Given records.
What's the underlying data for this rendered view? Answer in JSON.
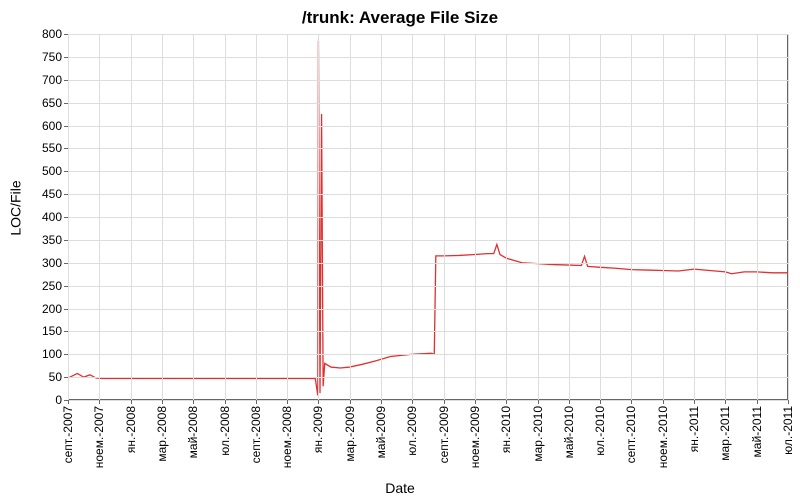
{
  "chart_data": {
    "type": "line",
    "title": "/trunk: Average File Size",
    "xlabel": "Date",
    "ylabel": "LOC/File",
    "ylim": [
      0,
      800
    ],
    "yticks": [
      0,
      50,
      100,
      150,
      200,
      250,
      300,
      350,
      400,
      450,
      500,
      550,
      600,
      650,
      700,
      750,
      800
    ],
    "x_categories": [
      "септ.-2007",
      "ноем.-2007",
      "ян.-2008",
      "мар.-2008",
      "май-2008",
      "юл.-2008",
      "септ.-2008",
      "ноем.-2008",
      "ян.-2009",
      "мар.-2009",
      "май-2009",
      "юл.-2009",
      "септ.-2009",
      "ноем.-2009",
      "ян.-2010",
      "мар.-2010",
      "май-2010",
      "юл.-2010",
      "септ.-2010",
      "ноем.-2010",
      "ян.-2011",
      "мар.-2011",
      "май-2011",
      "юл.-2011"
    ],
    "series": [
      {
        "name": "Average File Size",
        "color": "#e03030",
        "points": [
          {
            "xi": 0.0,
            "y": 48
          },
          {
            "xi": 0.3,
            "y": 58
          },
          {
            "xi": 0.5,
            "y": 50
          },
          {
            "xi": 0.7,
            "y": 55
          },
          {
            "xi": 0.9,
            "y": 48
          },
          {
            "xi": 1.1,
            "y": 47
          },
          {
            "xi": 2.0,
            "y": 47
          },
          {
            "xi": 3.0,
            "y": 47
          },
          {
            "xi": 4.0,
            "y": 47
          },
          {
            "xi": 5.0,
            "y": 47
          },
          {
            "xi": 6.0,
            "y": 47
          },
          {
            "xi": 7.0,
            "y": 47
          },
          {
            "xi": 7.9,
            "y": 47
          },
          {
            "xi": 7.98,
            "y": 10
          },
          {
            "xi": 8.0,
            "y": 785
          },
          {
            "xi": 8.05,
            "y": 15
          },
          {
            "xi": 8.1,
            "y": 625
          },
          {
            "xi": 8.15,
            "y": 30
          },
          {
            "xi": 8.2,
            "y": 80
          },
          {
            "xi": 8.4,
            "y": 72
          },
          {
            "xi": 8.7,
            "y": 70
          },
          {
            "xi": 9.0,
            "y": 72
          },
          {
            "xi": 9.4,
            "y": 78
          },
          {
            "xi": 9.8,
            "y": 85
          },
          {
            "xi": 10.3,
            "y": 95
          },
          {
            "xi": 11.0,
            "y": 100
          },
          {
            "xi": 11.6,
            "y": 102
          },
          {
            "xi": 11.7,
            "y": 100
          },
          {
            "xi": 11.75,
            "y": 315
          },
          {
            "xi": 12.0,
            "y": 315
          },
          {
            "xi": 12.5,
            "y": 316
          },
          {
            "xi": 13.0,
            "y": 318
          },
          {
            "xi": 13.4,
            "y": 320
          },
          {
            "xi": 13.6,
            "y": 320
          },
          {
            "xi": 13.7,
            "y": 340
          },
          {
            "xi": 13.8,
            "y": 318
          },
          {
            "xi": 14.0,
            "y": 310
          },
          {
            "xi": 14.5,
            "y": 300
          },
          {
            "xi": 15.0,
            "y": 298
          },
          {
            "xi": 15.5,
            "y": 296
          },
          {
            "xi": 16.0,
            "y": 295
          },
          {
            "xi": 16.4,
            "y": 294
          },
          {
            "xi": 16.5,
            "y": 314
          },
          {
            "xi": 16.6,
            "y": 292
          },
          {
            "xi": 17.0,
            "y": 290
          },
          {
            "xi": 17.5,
            "y": 288
          },
          {
            "xi": 18.0,
            "y": 285
          },
          {
            "xi": 18.5,
            "y": 284
          },
          {
            "xi": 19.0,
            "y": 283
          },
          {
            "xi": 19.5,
            "y": 282
          },
          {
            "xi": 20.0,
            "y": 286
          },
          {
            "xi": 20.5,
            "y": 283
          },
          {
            "xi": 21.0,
            "y": 280
          },
          {
            "xi": 21.2,
            "y": 276
          },
          {
            "xi": 21.6,
            "y": 280
          },
          {
            "xi": 22.0,
            "y": 280
          },
          {
            "xi": 22.5,
            "y": 278
          },
          {
            "xi": 23.0,
            "y": 278
          }
        ]
      }
    ]
  }
}
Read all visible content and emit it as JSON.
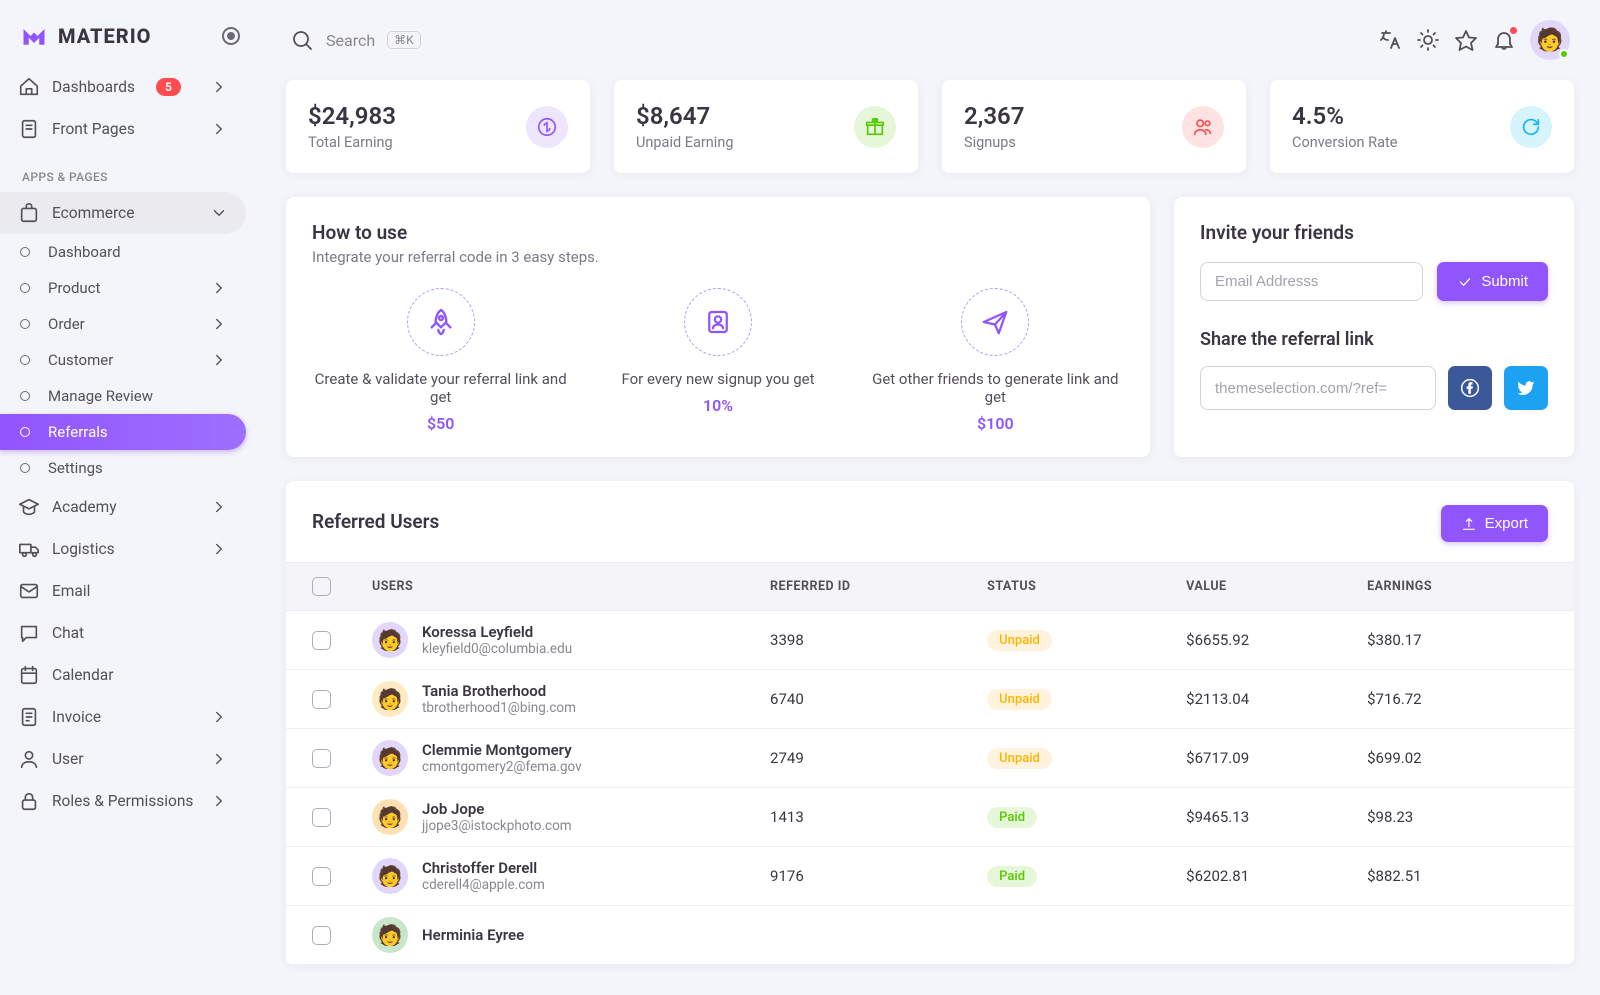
{
  "brand": "MATERIO",
  "search": {
    "placeholder": "Search",
    "shortcut": "⌘K"
  },
  "nav": {
    "dashboards": "Dashboards",
    "dash_badge": "5",
    "frontpages": "Front Pages",
    "section": "APPS & PAGES",
    "ecommerce": "Ecommerce",
    "ec_sub": {
      "dashboard": "Dashboard",
      "product": "Product",
      "order": "Order",
      "customer": "Customer",
      "manage_review": "Manage Review",
      "referrals": "Referrals",
      "settings": "Settings"
    },
    "academy": "Academy",
    "logistics": "Logistics",
    "email": "Email",
    "chat": "Chat",
    "calendar": "Calendar",
    "invoice": "Invoice",
    "user": "User",
    "roles": "Roles & Permissions"
  },
  "stats": [
    {
      "value": "$24,983",
      "label": "Total Earning"
    },
    {
      "value": "$8,647",
      "label": "Unpaid Earning"
    },
    {
      "value": "2,367",
      "label": "Signups"
    },
    {
      "value": "4.5%",
      "label": "Conversion Rate"
    }
  ],
  "howto": {
    "title": "How to use",
    "sub": "Integrate your referral code in 3 easy steps.",
    "steps": [
      {
        "text": "Create & validate your referral link and get",
        "amount": "$50"
      },
      {
        "text": "For every new signup you get",
        "amount": "10%"
      },
      {
        "text": "Get other friends to generate link and get",
        "amount": "$100"
      }
    ]
  },
  "invite": {
    "title": "Invite your friends",
    "email_placeholder": "Email Addresss",
    "submit": "Submit",
    "share_title": "Share the referral link",
    "share_placeholder": "themeselection.com/?ref="
  },
  "users": {
    "title": "Referred Users",
    "export": "Export",
    "cols": {
      "users": "USERS",
      "id": "REFERRED ID",
      "status": "STATUS",
      "value": "VALUE",
      "earn": "EARNINGS"
    },
    "rows": [
      {
        "name": "Koressa Leyfield",
        "email": "kleyfield0@columbia.edu",
        "id": "3398",
        "status": "Unpaid",
        "value": "$6655.92",
        "earn": "$380.17",
        "bg": "#e0d7fb"
      },
      {
        "name": "Tania Brotherhood",
        "email": "tbrotherhood1@bing.com",
        "id": "6740",
        "status": "Unpaid",
        "value": "$2113.04",
        "earn": "$716.72",
        "bg": "#ffeac2"
      },
      {
        "name": "Clemmie Montgomery",
        "email": "cmontgomery2@fema.gov",
        "id": "2749",
        "status": "Unpaid",
        "value": "$6717.09",
        "earn": "$699.02",
        "bg": "#e0d7fb"
      },
      {
        "name": "Job Jope",
        "email": "jjope3@istockphoto.com",
        "id": "1413",
        "status": "Paid",
        "value": "$9465.13",
        "earn": "$98.23",
        "bg": "#ffe0b2"
      },
      {
        "name": "Christoffer Derell",
        "email": "cderell4@apple.com",
        "id": "9176",
        "status": "Paid",
        "value": "$6202.81",
        "earn": "$882.51",
        "bg": "#e0d7fb"
      },
      {
        "name": "Herminia Eyree",
        "email": "",
        "id": "",
        "status": "",
        "value": "",
        "earn": "",
        "bg": "#c8e6c9"
      }
    ]
  }
}
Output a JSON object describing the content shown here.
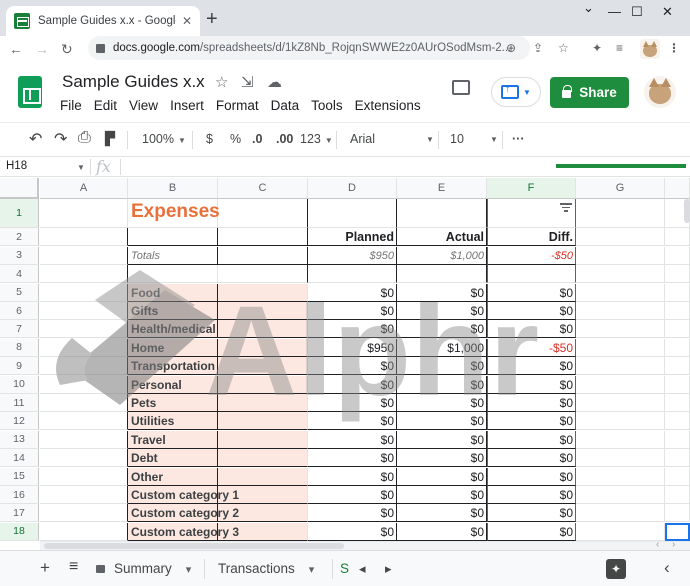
{
  "browser": {
    "tab_title": "Sample Guides x.x - Google Shee",
    "tab_close": "✕",
    "new_tab": "+",
    "controls": {
      "minimize": "—",
      "maximize": "☐",
      "close": "✕",
      "caret": "⌄"
    },
    "nav": {
      "back": "←",
      "forward": "→",
      "reload": "↻"
    },
    "url_host": "docs.google.com",
    "url_path": "/spreadsheets/d/1kZ8Nb_RojqnSWWE2z0AUrOSodMsm-2...",
    "url_icons": {
      "zoom": "⊕",
      "share": "⇪",
      "star": "☆",
      "extensions": "✦",
      "media": "≡"
    }
  },
  "doc": {
    "title": "Sample Guides x.x",
    "title_icons": {
      "star": "☆",
      "move": "⇲",
      "cloud": "☁"
    },
    "menus": [
      "File",
      "Edit",
      "View",
      "Insert",
      "Format",
      "Data",
      "Tools",
      "Extensions"
    ],
    "share_label": "Share"
  },
  "toolbar": {
    "undo": "↶",
    "redo": "↷",
    "print": "⎙",
    "paint": "▛",
    "zoom": "100%",
    "currency": "$",
    "percent": "%",
    "dec_less": ".0",
    "dec_more": ".00",
    "number_format": "123",
    "font": "Arial",
    "font_size": "10",
    "more": "···",
    "caret": "▼"
  },
  "formula_bar": {
    "name_box": "H18",
    "fx": "fx"
  },
  "grid": {
    "columns": [
      "A",
      "B",
      "C",
      "D",
      "E",
      "F",
      "G"
    ],
    "rows": [
      "1",
      "2",
      "3",
      "4",
      "5",
      "6",
      "7",
      "8",
      "9",
      "10",
      "11",
      "12",
      "13",
      "14",
      "15",
      "16",
      "17",
      "18"
    ],
    "title": "Expenses",
    "headers": {
      "planned": "Planned",
      "actual": "Actual",
      "diff": "Diff."
    },
    "totals": {
      "label": "Totals",
      "planned": "$950",
      "actual": "$1,000",
      "diff": "-$50"
    },
    "categories": [
      {
        "name": "Food",
        "planned": "$0",
        "actual": "$0",
        "diff": "$0"
      },
      {
        "name": "Gifts",
        "planned": "$0",
        "actual": "$0",
        "diff": "$0"
      },
      {
        "name": "Health/medical",
        "planned": "$0",
        "actual": "$0",
        "diff": "$0"
      },
      {
        "name": "Home",
        "planned": "$950",
        "actual": "$1,000",
        "diff": "-$50"
      },
      {
        "name": "Transportation",
        "planned": "$0",
        "actual": "$0",
        "diff": "$0"
      },
      {
        "name": "Personal",
        "planned": "$0",
        "actual": "$0",
        "diff": "$0"
      },
      {
        "name": "Pets",
        "planned": "$0",
        "actual": "$0",
        "diff": "$0"
      },
      {
        "name": "Utilities",
        "planned": "$0",
        "actual": "$0",
        "diff": "$0"
      },
      {
        "name": "Travel",
        "planned": "$0",
        "actual": "$0",
        "diff": "$0"
      },
      {
        "name": "Debt",
        "planned": "$0",
        "actual": "$0",
        "diff": "$0"
      },
      {
        "name": "Other",
        "planned": "$0",
        "actual": "$0",
        "diff": "$0"
      },
      {
        "name": "Custom category 1",
        "planned": "$0",
        "actual": "$0",
        "diff": "$0"
      },
      {
        "name": "Custom category 2",
        "planned": "$0",
        "actual": "$0",
        "diff": "$0"
      },
      {
        "name": "Custom category 3",
        "planned": "$0",
        "actual": "$0",
        "diff": "$0"
      }
    ]
  },
  "sheet_tabs": {
    "add": "+",
    "all_sheets": "≡",
    "tabs": [
      "Summary",
      "Transactions"
    ],
    "partial_tab": "S",
    "caret": "▾",
    "prev": "◂",
    "next": "▸",
    "explore": "✦",
    "collapse": "‹",
    "scroll_left": "‹",
    "scroll_right": "›"
  },
  "watermark": {
    "text": "Alphr"
  },
  "colors": {
    "accent_green": "#1e8e3e",
    "title_orange": "#e8703a",
    "category_fill": "#fce8e1",
    "negative": "#d93025"
  }
}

Requirements.
Return from the data every line that holds "Sample".

Answer to this exercise.
    "tab_title": "Sample Guides x.x - Google Shee",
    "title": "Sample Guides x.x",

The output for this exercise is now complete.